• Instructions for the task: Pull every line containing "name" out of the material below.

• Supplied information:

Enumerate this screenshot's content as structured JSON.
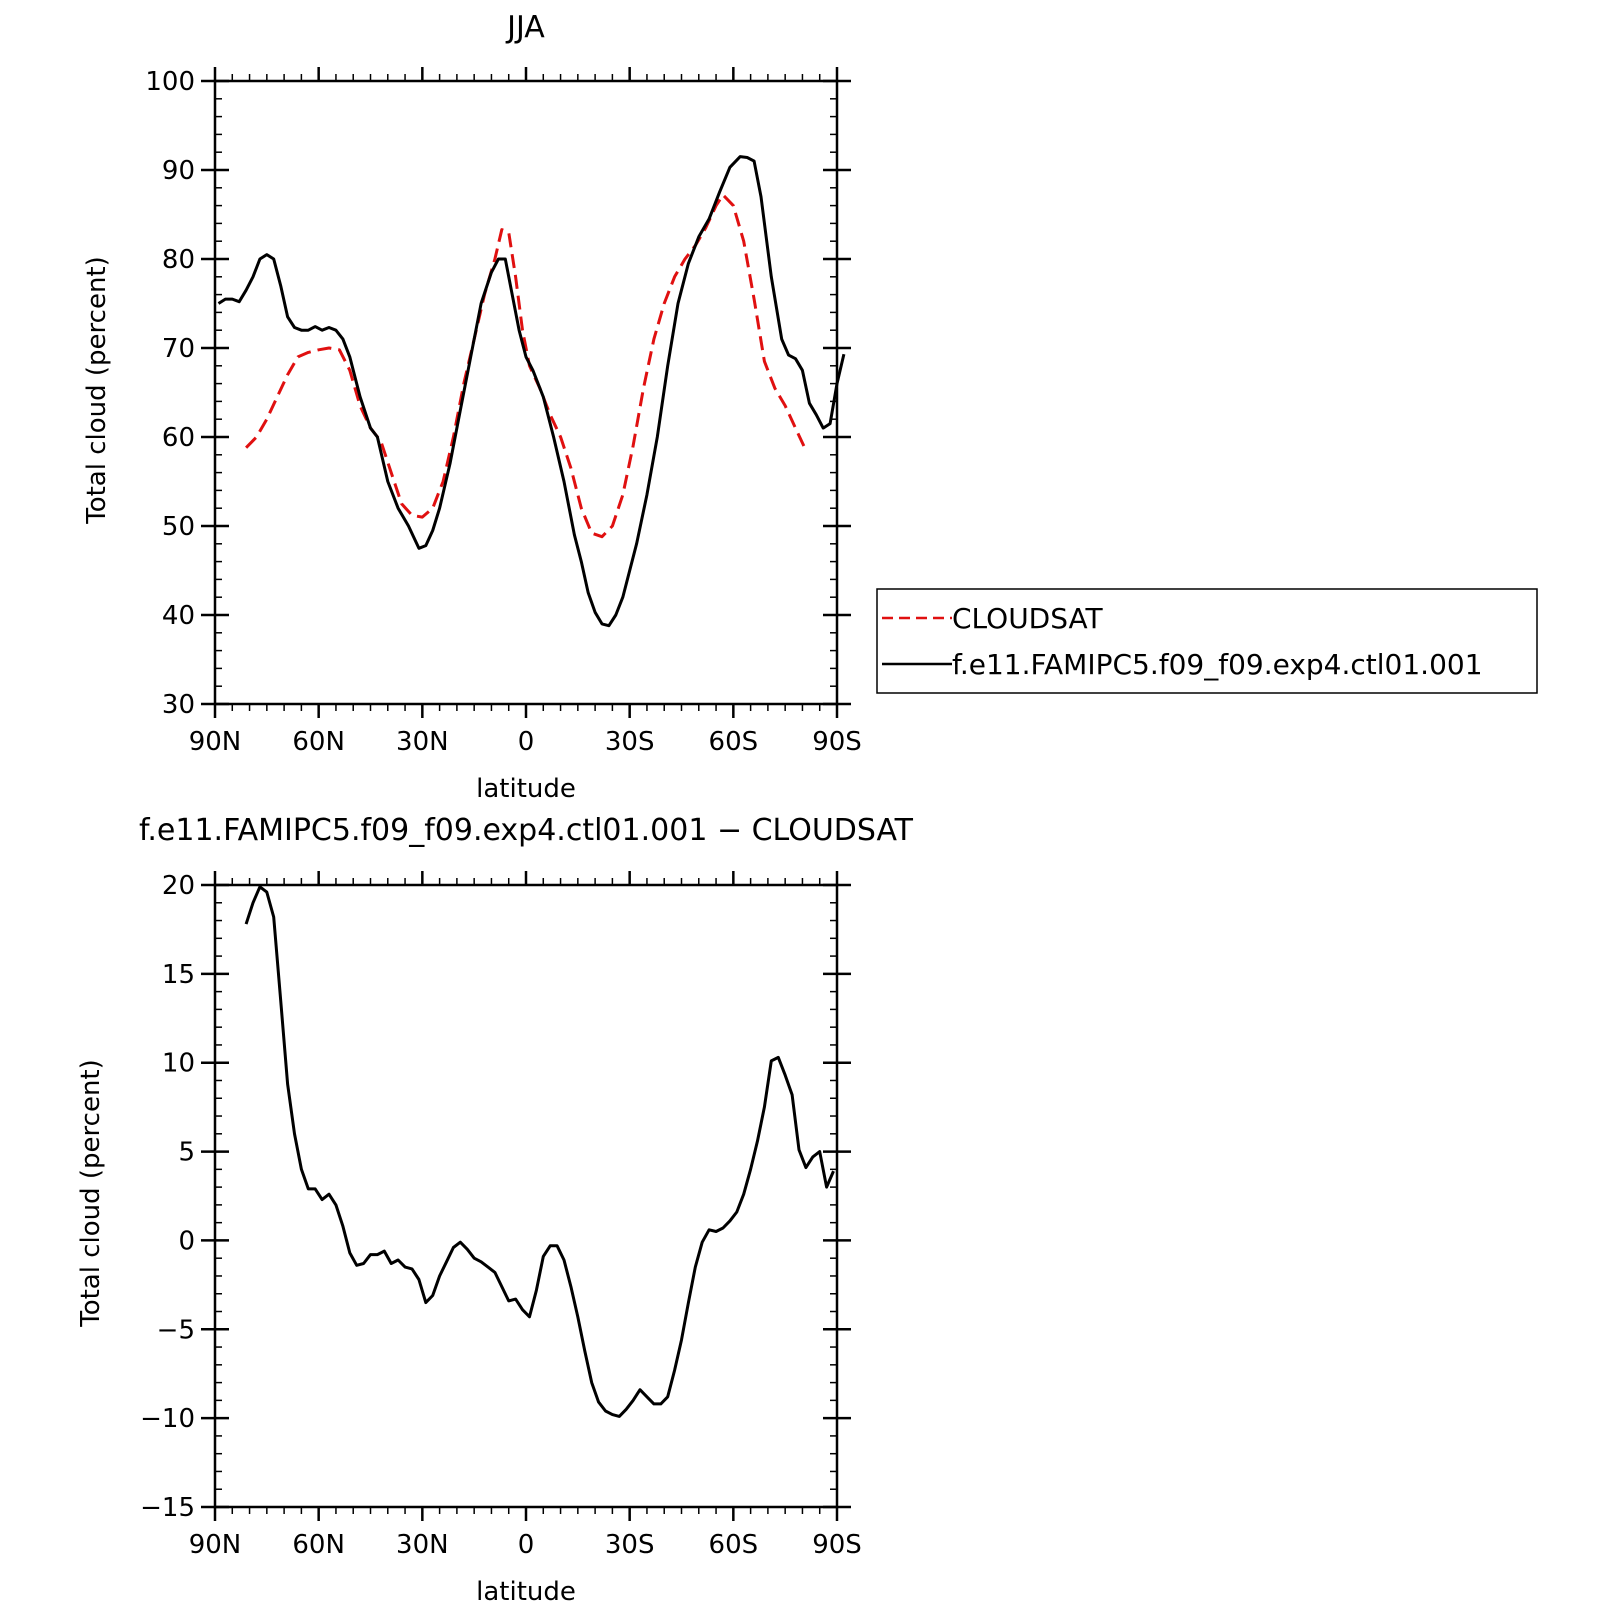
{
  "chart_data": [
    {
      "type": "line",
      "title": "JJA",
      "xlabel": "latitude",
      "ylabel": "Total cloud (percent)",
      "xlim": [
        -90,
        90
      ],
      "ylim": [
        30,
        100
      ],
      "xticks": [
        -90,
        -60,
        -30,
        0,
        30,
        60,
        90
      ],
      "xtick_labels": [
        "90N",
        "60N",
        "30N",
        "0",
        "30S",
        "60S",
        "90S"
      ],
      "yticks": [
        30,
        40,
        50,
        60,
        70,
        80,
        90,
        100
      ],
      "ytick_labels": [
        "30",
        "40",
        "50",
        "60",
        "70",
        "80",
        "90",
        "100"
      ],
      "legend": {
        "position": "right"
      },
      "series": [
        {
          "name": "CLOUDSAT",
          "color": "#e01010",
          "dash": "dashed",
          "points": [
            [
              -81,
              58.8
            ],
            [
              -78,
              60
            ],
            [
              -75,
              62
            ],
            [
              -72,
              64.5
            ],
            [
              -69,
              67
            ],
            [
              -66,
              69
            ],
            [
              -63,
              69.5
            ],
            [
              -60,
              69.8
            ],
            [
              -57,
              70
            ],
            [
              -54,
              69.8
            ],
            [
              -51,
              67.5
            ],
            [
              -48,
              63.5
            ],
            [
              -45,
              61
            ],
            [
              -42,
              59.5
            ],
            [
              -39,
              56
            ],
            [
              -36,
              52.5
            ],
            [
              -33,
              51.2
            ],
            [
              -30,
              51
            ],
            [
              -27,
              52
            ],
            [
              -24,
              55
            ],
            [
              -21,
              60
            ],
            [
              -18,
              66
            ],
            [
              -15,
              71
            ],
            [
              -12,
              76
            ],
            [
              -9,
              80
            ],
            [
              -7,
              83.3
            ],
            [
              -5,
              83
            ],
            [
              -3,
              78
            ],
            [
              -1,
              72
            ],
            [
              1,
              68
            ],
            [
              4,
              65.5
            ],
            [
              7,
              62.5
            ],
            [
              10,
              60
            ],
            [
              13,
              56.5
            ],
            [
              16,
              52
            ],
            [
              19,
              49.2
            ],
            [
              22,
              48.8
            ],
            [
              25,
              50
            ],
            [
              28,
              53.5
            ],
            [
              31,
              59
            ],
            [
              34,
              65.5
            ],
            [
              37,
              71
            ],
            [
              40,
              75
            ],
            [
              43,
              78
            ],
            [
              46,
              80
            ],
            [
              49,
              81.5
            ],
            [
              52,
              83.5
            ],
            [
              55,
              86
            ],
            [
              57,
              87.2
            ],
            [
              60,
              86
            ],
            [
              63,
              82
            ],
            [
              66,
              75.5
            ],
            [
              69,
              68.5
            ],
            [
              72,
              65.5
            ],
            [
              75,
              63.5
            ],
            [
              78,
              61
            ],
            [
              81,
              58.5
            ]
          ]
        },
        {
          "name": "f.e11.FAMIPC5.f09_f09.exp4.ctl01.001",
          "color": "#000000",
          "dash": "solid",
          "points": [
            [
              -89,
              75
            ],
            [
              -87,
              75.5
            ],
            [
              -85,
              75.5
            ],
            [
              -83,
              75.2
            ],
            [
              -81,
              76.5
            ],
            [
              -79,
              78
            ],
            [
              -77,
              80
            ],
            [
              -75,
              80.5
            ],
            [
              -73,
              80
            ],
            [
              -71,
              77
            ],
            [
              -69,
              73.5
            ],
            [
              -67,
              72.3
            ],
            [
              -65,
              72
            ],
            [
              -63,
              72
            ],
            [
              -61,
              72.4
            ],
            [
              -59,
              72
            ],
            [
              -57,
              72.3
            ],
            [
              -55,
              72
            ],
            [
              -53,
              71
            ],
            [
              -51,
              69
            ],
            [
              -48,
              64.5
            ],
            [
              -45,
              61
            ],
            [
              -43,
              60
            ],
            [
              -40,
              55
            ],
            [
              -37,
              52
            ],
            [
              -34,
              50
            ],
            [
              -31,
              47.5
            ],
            [
              -29,
              47.8
            ],
            [
              -27,
              49.5
            ],
            [
              -25,
              52
            ],
            [
              -22,
              57
            ],
            [
              -19,
              63
            ],
            [
              -16,
              69
            ],
            [
              -13,
              75
            ],
            [
              -10,
              78.5
            ],
            [
              -8,
              80
            ],
            [
              -6,
              80
            ],
            [
              -4,
              76
            ],
            [
              -2,
              72
            ],
            [
              0,
              69
            ],
            [
              2,
              67.5
            ],
            [
              5,
              64.5
            ],
            [
              8,
              60
            ],
            [
              11,
              55
            ],
            [
              14,
              49
            ],
            [
              16,
              46
            ],
            [
              18,
              42.5
            ],
            [
              20,
              40.3
            ],
            [
              22,
              39
            ],
            [
              24,
              38.8
            ],
            [
              26,
              40
            ],
            [
              28,
              42
            ],
            [
              30,
              45
            ],
            [
              32,
              48
            ],
            [
              35,
              53.5
            ],
            [
              38,
              60
            ],
            [
              41,
              68
            ],
            [
              44,
              75
            ],
            [
              47,
              79.5
            ],
            [
              50,
              82.5
            ],
            [
              53,
              84.5
            ],
            [
              56,
              87.5
            ],
            [
              59,
              90.3
            ],
            [
              62,
              91.5
            ],
            [
              64,
              91.4
            ],
            [
              66,
              91
            ],
            [
              68,
              87
            ],
            [
              71,
              78
            ],
            [
              74,
              71
            ],
            [
              76,
              69.2
            ],
            [
              78,
              68.8
            ],
            [
              80,
              67.5
            ],
            [
              82,
              63.8
            ],
            [
              84,
              62.5
            ],
            [
              86,
              61
            ],
            [
              88,
              61.5
            ],
            [
              90,
              66
            ],
            [
              92,
              69.3
            ]
          ]
        }
      ]
    },
    {
      "type": "line",
      "title": "f.e11.FAMIPC5.f09_f09.exp4.ctl01.001 − CLOUDSAT",
      "xlabel": "latitude",
      "ylabel": "Total cloud (percent)",
      "xlim": [
        -90,
        90
      ],
      "ylim": [
        -15,
        20
      ],
      "xticks": [
        -90,
        -60,
        -30,
        0,
        30,
        60,
        90
      ],
      "xtick_labels": [
        "90N",
        "60N",
        "30N",
        "0",
        "30S",
        "60S",
        "90S"
      ],
      "yticks": [
        -15,
        -10,
        -5,
        0,
        5,
        10,
        15,
        20
      ],
      "ytick_labels": [
        "−15",
        "−10",
        "−5",
        "0",
        "5",
        "10",
        "15",
        "20"
      ],
      "series": [
        {
          "color": "#000000",
          "dash": "solid",
          "points": [
            [
              -81,
              17.8
            ],
            [
              -79,
              19
            ],
            [
              -77,
              19.9
            ],
            [
              -75,
              19.6
            ],
            [
              -73,
              18.2
            ],
            [
              -71,
              13.5
            ],
            [
              -69,
              8.8
            ],
            [
              -67,
              6
            ],
            [
              -65,
              4
            ],
            [
              -63,
              2.9
            ],
            [
              -61,
              2.9
            ],
            [
              -59,
              2.3
            ],
            [
              -57,
              2.6
            ],
            [
              -55,
              2
            ],
            [
              -53,
              0.8
            ],
            [
              -51,
              -0.7
            ],
            [
              -49,
              -1.4
            ],
            [
              -47,
              -1.3
            ],
            [
              -45,
              -0.8
            ],
            [
              -43,
              -0.8
            ],
            [
              -41,
              -0.6
            ],
            [
              -39,
              -1.3
            ],
            [
              -37,
              -1.1
            ],
            [
              -35,
              -1.5
            ],
            [
              -33,
              -1.6
            ],
            [
              -31,
              -2.2
            ],
            [
              -29,
              -3.5
            ],
            [
              -27,
              -3.1
            ],
            [
              -25,
              -2
            ],
            [
              -23,
              -1.2
            ],
            [
              -21,
              -0.4
            ],
            [
              -19,
              -0.1
            ],
            [
              -17,
              -0.5
            ],
            [
              -15,
              -1
            ],
            [
              -13,
              -1.2
            ],
            [
              -11,
              -1.5
            ],
            [
              -9,
              -1.8
            ],
            [
              -7,
              -2.6
            ],
            [
              -5,
              -3.4
            ],
            [
              -3,
              -3.3
            ],
            [
              -1,
              -3.9
            ],
            [
              1,
              -4.3
            ],
            [
              3,
              -2.8
            ],
            [
              5,
              -0.9
            ],
            [
              7,
              -0.3
            ],
            [
              9,
              -0.3
            ],
            [
              11,
              -1.1
            ],
            [
              13,
              -2.6
            ],
            [
              15,
              -4.3
            ],
            [
              17,
              -6.2
            ],
            [
              19,
              -8
            ],
            [
              21,
              -9.1
            ],
            [
              23,
              -9.6
            ],
            [
              25,
              -9.8
            ],
            [
              27,
              -9.9
            ],
            [
              29,
              -9.5
            ],
            [
              31,
              -9
            ],
            [
              33,
              -8.4
            ],
            [
              35,
              -8.8
            ],
            [
              37,
              -9.2
            ],
            [
              39,
              -9.2
            ],
            [
              41,
              -8.8
            ],
            [
              43,
              -7.3
            ],
            [
              45,
              -5.6
            ],
            [
              47,
              -3.5
            ],
            [
              49,
              -1.5
            ],
            [
              51,
              -0.1
            ],
            [
              53,
              0.6
            ],
            [
              55,
              0.5
            ],
            [
              57,
              0.7
            ],
            [
              59,
              1.1
            ],
            [
              61,
              1.6
            ],
            [
              63,
              2.6
            ],
            [
              65,
              4
            ],
            [
              67,
              5.6
            ],
            [
              69,
              7.5
            ],
            [
              71,
              10.1
            ],
            [
              73,
              10.3
            ],
            [
              75,
              9.3
            ],
            [
              77,
              8.2
            ],
            [
              79,
              5.1
            ],
            [
              81,
              4.1
            ],
            [
              83,
              4.7
            ],
            [
              85,
              5
            ],
            [
              87,
              3
            ],
            [
              89,
              3.9
            ]
          ]
        }
      ]
    }
  ]
}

• Solution below:
          "name": "CLOUDSAT",
          "name": "f.e11.FAMIPC5.f09_f09.exp4.ctl01.001",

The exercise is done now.